● TASK DIRECTIONS:
Every line in the listing is to be echoed verbatim.

● RECORDS FOR THIS TASK:

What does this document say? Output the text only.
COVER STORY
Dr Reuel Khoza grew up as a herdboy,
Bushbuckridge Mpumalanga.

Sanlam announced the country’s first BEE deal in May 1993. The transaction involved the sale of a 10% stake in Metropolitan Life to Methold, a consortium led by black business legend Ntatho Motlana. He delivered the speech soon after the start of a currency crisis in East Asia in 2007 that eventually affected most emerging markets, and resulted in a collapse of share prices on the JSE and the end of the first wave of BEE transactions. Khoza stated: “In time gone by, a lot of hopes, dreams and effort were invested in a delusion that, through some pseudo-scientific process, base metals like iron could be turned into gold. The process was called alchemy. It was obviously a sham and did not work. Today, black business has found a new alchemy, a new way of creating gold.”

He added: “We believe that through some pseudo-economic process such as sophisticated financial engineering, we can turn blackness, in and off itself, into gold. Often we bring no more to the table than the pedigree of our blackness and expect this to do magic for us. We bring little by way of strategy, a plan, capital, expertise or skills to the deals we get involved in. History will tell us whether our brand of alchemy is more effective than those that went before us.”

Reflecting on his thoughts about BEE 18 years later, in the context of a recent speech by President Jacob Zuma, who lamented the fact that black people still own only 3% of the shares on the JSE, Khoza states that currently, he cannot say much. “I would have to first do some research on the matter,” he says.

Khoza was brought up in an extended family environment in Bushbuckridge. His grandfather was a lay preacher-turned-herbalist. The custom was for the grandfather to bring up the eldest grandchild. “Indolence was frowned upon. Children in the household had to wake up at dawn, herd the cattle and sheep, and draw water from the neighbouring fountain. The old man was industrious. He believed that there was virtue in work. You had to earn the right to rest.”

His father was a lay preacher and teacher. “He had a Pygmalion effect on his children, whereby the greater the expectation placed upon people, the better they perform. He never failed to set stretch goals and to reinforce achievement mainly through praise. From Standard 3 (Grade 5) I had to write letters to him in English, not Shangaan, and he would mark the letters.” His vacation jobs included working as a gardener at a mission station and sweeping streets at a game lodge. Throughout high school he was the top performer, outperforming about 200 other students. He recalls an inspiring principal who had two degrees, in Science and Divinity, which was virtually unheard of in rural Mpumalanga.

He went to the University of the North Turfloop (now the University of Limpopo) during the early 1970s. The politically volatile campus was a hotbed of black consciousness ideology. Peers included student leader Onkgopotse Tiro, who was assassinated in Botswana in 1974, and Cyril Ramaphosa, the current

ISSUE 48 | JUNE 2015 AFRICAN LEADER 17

● COMPLETE RESPONSE:
What does this document say? Output the text only.
COVER STORY
Dr Reuel Khoza grew up as a herdboy,
Bushbuckridge Mpumalanga.

Sanlam announced the country’s first BEE deal in May 1993. The transaction involved the sale of a 10% stake in Metropolitan Life to Methold, a consortium led by black business legend Ntatho Motlana. He delivered the speech soon after the start of a currency crisis in East Asia in 2007 that eventually affected most emerging markets, and resulted in a collapse of share prices on the JSE and the end of the first wave of BEE transactions. Khoza stated: “In time gone by, a lot of hopes, dreams and effort were invested in a delusion that, through some pseudo-scientific process, base metals like iron could be turned into gold. The process was called alchemy. It was obviously a sham and did not work. Today, black business has found a new alchemy, a new way of creating gold.”

He added: “We believe that through some pseudo-economic process such as sophisticated financial engineering, we can turn blackness, in and off itself, into gold. Often we bring no more to the table than the pedigree of our blackness and expect this to do magic for us. We bring little by way of strategy, a plan, capital, expertise or skills to the deals we get involved in. History will tell us whether our brand of alchemy is more effective than those that went before us.”

Reflecting on his thoughts about BEE 18 years later, in the context of a recent speech by President Jacob Zuma, who lamented the fact that black people still own only 3% of the shares on the JSE, Khoza states that currently, he cannot say much. “I would have to first do some research on the matter,” he says.

Khoza was brought up in an extended family environment in Bushbuckridge. His grandfather was a lay preacher-turned-herbalist. The custom was for the grandfather to bring up the eldest grandchild. “Indolence was frowned upon. Children in the household had to wake up at dawn, herd the cattle and sheep, and draw water from the neighbouring fountain. The old man was industrious. He believed that there was virtue in work. You had to earn the right to rest.”

His father was a lay preacher and teacher. “He had a Pygmalion effect on his children, whereby the greater the expectation placed upon people, the better they perform. He never failed to set stretch goals and to reinforce achievement mainly through praise. From Standard 3 (Grade 5) I had to write letters to him in English, not Shangaan, and he would mark the letters.” His vacation jobs included working as a gardener at a mission station and sweeping streets at a game lodge. Throughout high school he was the top performer, outperforming about 200 other students. He recalls an inspiring principal who had two degrees, in Science and Divinity, which was virtually unheard of in rural Mpumalanga.

He went to the University of the North Turfloop (now the University of Limpopo) during the early 1970s. The politically volatile campus was a hotbed of black consciousness ideology. Peers included student leader Onkgopotse Tiro, who was assassinated in Botswana in 1974, and Cyril Ramaphosa, the current

ISSUE 48 | JUNE 2015 AFRICAN LEADER 17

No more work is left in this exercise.